Records supplied
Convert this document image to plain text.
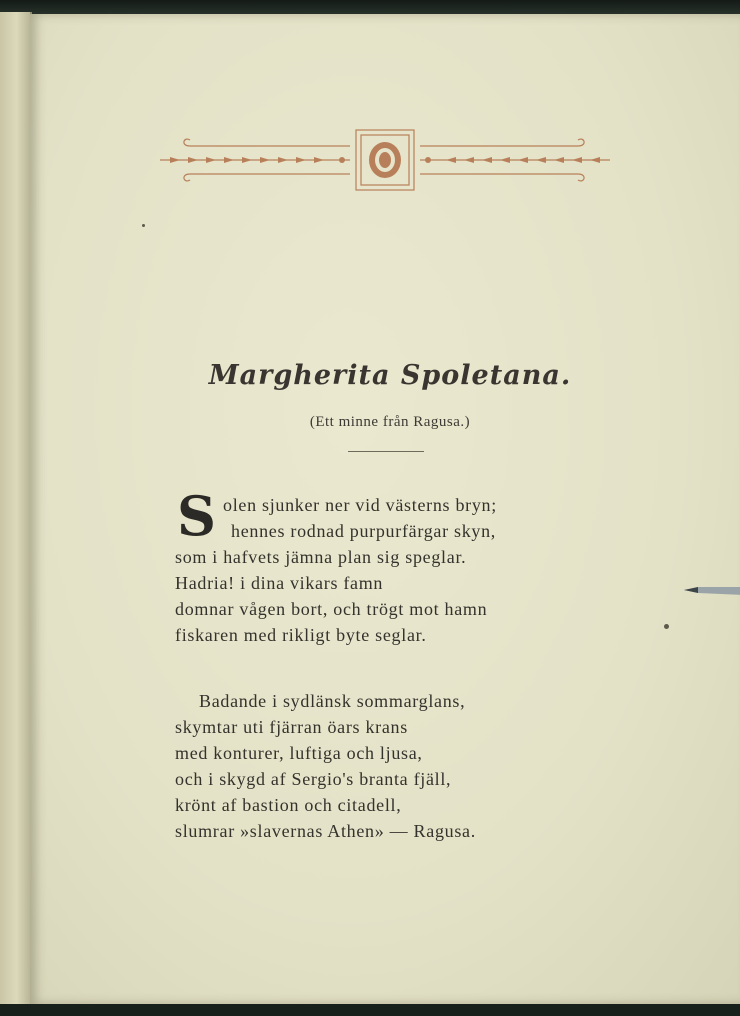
Margherita Spoletana.
(Ett minne från Ragusa.)
S olen sjunker ner vid västerns bryn;
hennes rodnad purpurfärgar skyn,
som i hafvets jämna plan sig speglar.
Hadria! i dina vikars famn
domnar vågen bort, och trögt mot hamn
fiskaren med rikligt byte seglar.
Badande i sydlänsk sommarglans,
skymtar uti fjärran öars krans
med konturer, luftiga och ljusa,
och i skygd af Sergio's branta fjäll,
krönt af bastion och citadell,
slumrar »slavernas Athen» — Ragusa.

Written instruction
Collect every line with the string "Ragusa" from the records, and copy each.

Full answer
(Ett minne från Ragusa.)
slumrar »slavernas Athen» — Ragusa.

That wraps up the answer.